EXERCISE REQUIREMENTS -> Please change "data-point" to "point-marker" in the material from the line with "x-tick-label: 40: [521, 1458, 555, 1493]" up to and including the line with "y-axis-title: Temperature (K): [31, 1044, 67, 1275]". Give back only those lines, with nothing else altered.

LISTED ENTRIES ->
=====
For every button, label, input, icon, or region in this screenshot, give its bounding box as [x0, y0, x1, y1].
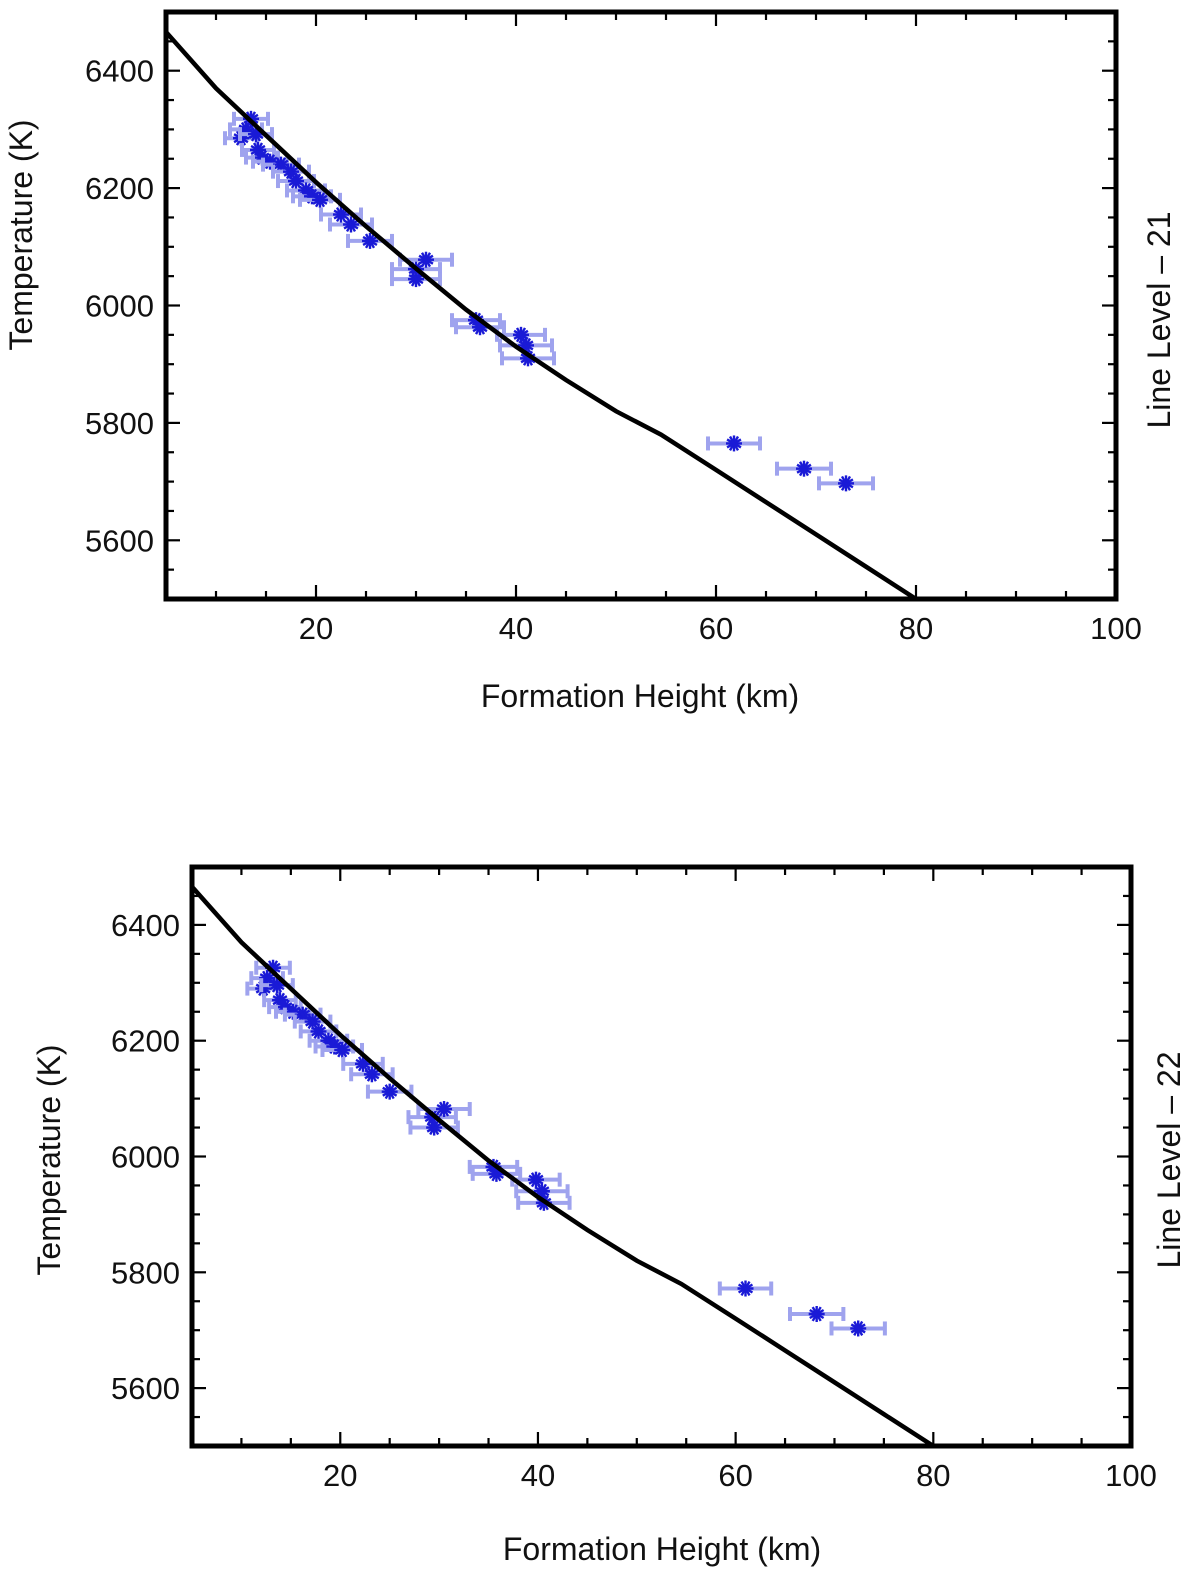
x-tick-label: 40: [521, 1458, 555, 1493]
data-point: [850, 1320, 867, 1337]
y-tick-label: 5800: [85, 406, 154, 441]
data-point: [436, 1101, 453, 1118]
data-point: [426, 1119, 443, 1136]
x-tick-label: 80: [899, 611, 933, 646]
data-point: [408, 271, 424, 288]
data-point: [310, 1023, 327, 1040]
x-tick-label: 60: [699, 611, 733, 646]
y-tick-label: 6200: [111, 1024, 180, 1059]
data-point: [838, 475, 854, 492]
plot-area: 20 40 60 80 100 5600 5800 6000 6200 6400: [85, 9, 1142, 646]
data-point: [312, 191, 328, 208]
y-tick-label: 5600: [111, 1371, 180, 1406]
data-point: [737, 1280, 754, 1297]
y-axis-title: Temperature (K): [3, 119, 39, 350]
x-tick-label: 100: [1105, 1458, 1157, 1493]
y-axis-title: Temperature (K): [31, 1044, 67, 1275]
data-point: [527, 1171, 544, 1188]
model-line: [166, 30, 924, 599]
x-axis-title: Formation Height (km): [503, 1531, 821, 1567]
data-point: [273, 156, 289, 173]
plot-area: 20 40 60 80 100 5600 5800 6000 6200 6400: [111, 864, 1157, 1493]
data-point: [250, 141, 266, 158]
chart-panel-top: Temperature (K) Formation Height (km) Li…: [3, 9, 1177, 714]
data-point: [726, 435, 742, 452]
data-series: [223, 110, 875, 492]
data-point: [334, 1041, 351, 1058]
x-tick-label: 40: [499, 611, 533, 646]
x-tick-label: 100: [1090, 611, 1142, 646]
data-point: [362, 232, 378, 249]
y-tick-label: 5800: [111, 1255, 180, 1290]
y-tick-label: 6400: [85, 54, 154, 89]
data-series: [245, 959, 887, 1337]
y-tick-label: 6000: [85, 289, 154, 324]
data-point: [363, 1066, 380, 1083]
x-tick-label: 80: [916, 1458, 950, 1493]
y-tick-label: 6200: [85, 171, 154, 206]
data-point: [288, 173, 304, 190]
data-point: [381, 1083, 398, 1100]
right-side-label: Line Level – 22: [1151, 1051, 1187, 1268]
y-tick-label: 6000: [111, 1140, 180, 1175]
plot-frame: [189, 864, 1134, 1449]
x-axis-title: Formation Height (km): [481, 678, 799, 714]
y-tick-label: 5600: [85, 523, 154, 558]
data-point: [796, 460, 812, 477]
data-point: [808, 1305, 825, 1322]
data-point: [333, 206, 349, 223]
right-side-label: Line Level – 21: [1141, 211, 1177, 428]
ticks: [190, 865, 1133, 1448]
data-point: [418, 251, 434, 268]
chart-panel-bottom: Temperature (K) Formation Height (km) Li…: [31, 864, 1187, 1567]
y-tick-label: 6400: [111, 908, 180, 943]
data-point: [343, 216, 359, 233]
model-line: [192, 885, 941, 1446]
plot-frame: [163, 9, 1119, 602]
x-tick-label: 20: [323, 1458, 357, 1493]
x-tick-label: 60: [718, 1458, 752, 1493]
x-tick-label: 20: [299, 611, 333, 646]
ticks: [164, 10, 1118, 601]
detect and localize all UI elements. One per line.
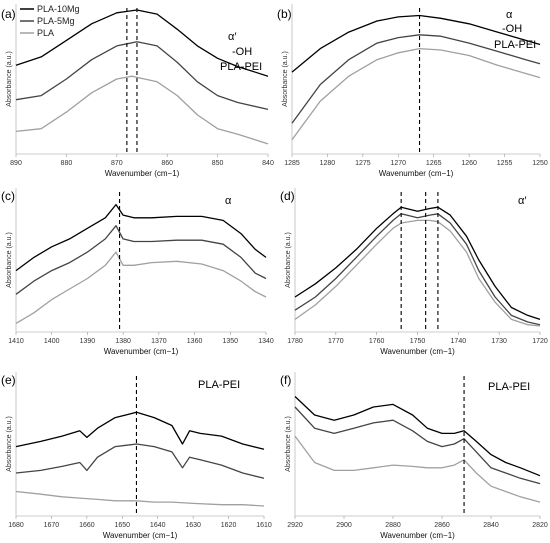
x-tick-label: 1350 bbox=[222, 338, 238, 345]
x-tick-label: 1640 bbox=[150, 522, 166, 529]
annotation-label: α bbox=[506, 9, 513, 21]
x-tick-label: 1255 bbox=[497, 160, 513, 167]
x-tick-label: 1630 bbox=[185, 522, 201, 529]
x-tick-label: 1260 bbox=[461, 160, 477, 167]
x-tick-label: 2820 bbox=[532, 522, 548, 529]
y-axis-label: Absorbance (a.u.) bbox=[285, 232, 292, 288]
x-tick-label: 1780 bbox=[287, 338, 303, 345]
series-line-pla bbox=[15, 490, 265, 507]
annotation-label: α′ bbox=[228, 31, 236, 43]
x-tick-label: 1410 bbox=[8, 338, 24, 345]
annotation-label: α bbox=[225, 195, 232, 207]
y-axis-label: Absorbance (a.u.) bbox=[6, 416, 13, 472]
series-line-pla-5mg bbox=[15, 41, 269, 111]
series-line-pla-5mg bbox=[294, 406, 541, 485]
x-tick-label: 880 bbox=[61, 160, 73, 167]
panel-label: (e) bbox=[1, 373, 16, 387]
x-tick-label: 1730 bbox=[491, 338, 507, 345]
x-tick-label: 1265 bbox=[426, 160, 442, 167]
x-tick-label: 1660 bbox=[79, 522, 95, 529]
x-tick-label: 1250 bbox=[532, 160, 548, 167]
x-tick-label: 2860 bbox=[434, 522, 450, 529]
annotation-label: α′ bbox=[518, 195, 526, 207]
series-line-pla bbox=[15, 251, 267, 324]
x-tick-label: 890 bbox=[10, 160, 22, 167]
legend-label: PLA-5Mg bbox=[37, 16, 75, 26]
x-tick-label: 1285 bbox=[284, 160, 300, 167]
x-tick-label: 1770 bbox=[328, 338, 344, 345]
series-line-pla-10mg bbox=[294, 396, 541, 477]
x-tick-label: 1280 bbox=[320, 160, 336, 167]
panel-label: (c) bbox=[1, 189, 15, 203]
annotation-label: PLA-PEI bbox=[488, 381, 530, 393]
series-line-pla-5mg bbox=[15, 443, 265, 479]
x-axis-label: Wavenumber (cm−1) bbox=[103, 531, 178, 540]
x-tick-label: 2900 bbox=[336, 522, 352, 529]
x-axis-label: Wavenumber (cm−1) bbox=[380, 531, 455, 540]
x-axis-label: Wavenumber (cm−1) bbox=[105, 169, 180, 178]
series-line-pla-10mg bbox=[15, 411, 265, 450]
x-tick-label: 1360 bbox=[187, 338, 203, 345]
x-tick-label: 840 bbox=[262, 160, 274, 167]
x-tick-label: 870 bbox=[111, 160, 123, 167]
series-line-pla-5mg bbox=[291, 34, 541, 124]
series-line-pla bbox=[294, 219, 541, 327]
y-axis-label: Absorbance (a.u.) bbox=[6, 232, 13, 288]
legend-label: PLA bbox=[37, 28, 54, 38]
x-axis-label: Wavenumber (cm−1) bbox=[104, 347, 179, 356]
x-tick-label: 2880 bbox=[385, 522, 401, 529]
panel-label: (f) bbox=[280, 373, 291, 387]
x-tick-label: 1620 bbox=[221, 522, 237, 529]
panel-label: (b) bbox=[277, 7, 292, 21]
x-tick-label: 1610 bbox=[256, 522, 272, 529]
series-line-pla-10mg bbox=[15, 203, 267, 272]
x-tick-label: 1680 bbox=[8, 522, 24, 529]
x-axis-label: Wavenumber (cm−1) bbox=[379, 169, 454, 178]
panel-label: (a) bbox=[1, 7, 16, 21]
legend-label: PLA-10Mg bbox=[37, 4, 80, 14]
y-axis-label: Absorbance (a.u.) bbox=[6, 51, 13, 107]
annotation-label: -OH bbox=[232, 46, 252, 58]
series-line-pla-10mg bbox=[15, 9, 269, 77]
x-tick-label: 1760 bbox=[369, 338, 385, 345]
y-axis-label: Absorbance (a.u.) bbox=[285, 416, 292, 472]
x-tick-label: 1670 bbox=[44, 522, 60, 529]
x-tick-label: 1400 bbox=[44, 338, 60, 345]
x-tick-label: 2920 bbox=[287, 522, 303, 529]
series-line-pla-5mg bbox=[294, 213, 541, 326]
x-axis-label: Wavenumber (cm−1) bbox=[380, 347, 455, 356]
x-tick-label: 2840 bbox=[483, 522, 499, 529]
x-tick-label: 1380 bbox=[115, 338, 131, 345]
x-tick-label: 1750 bbox=[410, 338, 426, 345]
series-line-pla-5mg bbox=[15, 225, 267, 295]
x-tick-label: 1275 bbox=[355, 160, 371, 167]
x-tick-label: 1650 bbox=[114, 522, 130, 529]
x-tick-label: 1340 bbox=[258, 338, 274, 345]
x-tick-label: 860 bbox=[161, 160, 173, 167]
series-line-pla bbox=[15, 75, 269, 145]
x-tick-label: 1740 bbox=[451, 338, 467, 345]
annotation-label: PLA-PEI bbox=[198, 379, 240, 391]
y-axis-label: Absorbance (a.u.) bbox=[282, 51, 289, 107]
annotation-label: PLA-PEI bbox=[220, 61, 262, 73]
series-line-pla bbox=[294, 435, 541, 503]
x-tick-label: 1270 bbox=[390, 160, 406, 167]
series-line-pla bbox=[291, 47, 541, 141]
x-tick-label: 1390 bbox=[80, 338, 96, 345]
x-tick-label: 1720 bbox=[532, 338, 548, 345]
x-tick-label: 1370 bbox=[151, 338, 167, 345]
annotation-label: PLA-PEI bbox=[494, 39, 536, 51]
panel-label: (d) bbox=[280, 189, 295, 203]
series-line-pla-10mg bbox=[294, 206, 541, 321]
annotation-label: -OH bbox=[502, 23, 522, 35]
x-tick-label: 850 bbox=[212, 160, 224, 167]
=====
EXERCISE RESULT ->
x-tick-label: 40: [521, 1458, 555, 1493]
point-marker: [850, 1320, 867, 1337]
y-tick-label: 5800: [85, 406, 154, 441]
point-marker: [436, 1101, 453, 1118]
point-marker: [426, 1119, 443, 1136]
x-tick-label: 80: [899, 611, 933, 646]
point-marker: [408, 271, 424, 288]
point-marker: [310, 1023, 327, 1040]
x-tick-label: 60: [699, 611, 733, 646]
y-tick-label: 6200: [111, 1024, 180, 1059]
point-marker: [838, 475, 854, 492]
plot-area: 20 40 60 80 100 5600 5800 6000 6200 6400: [85, 9, 1142, 646]
point-marker: [312, 191, 328, 208]
y-tick-label: 5600: [111, 1371, 180, 1406]
point-marker: [737, 1280, 754, 1297]
y-axis-title: Temperature (K): [3, 119, 39, 350]
x-tick-label: 100: [1105, 1458, 1157, 1493]
y-axis-title: Temperature (K): [31, 1044, 67, 1275]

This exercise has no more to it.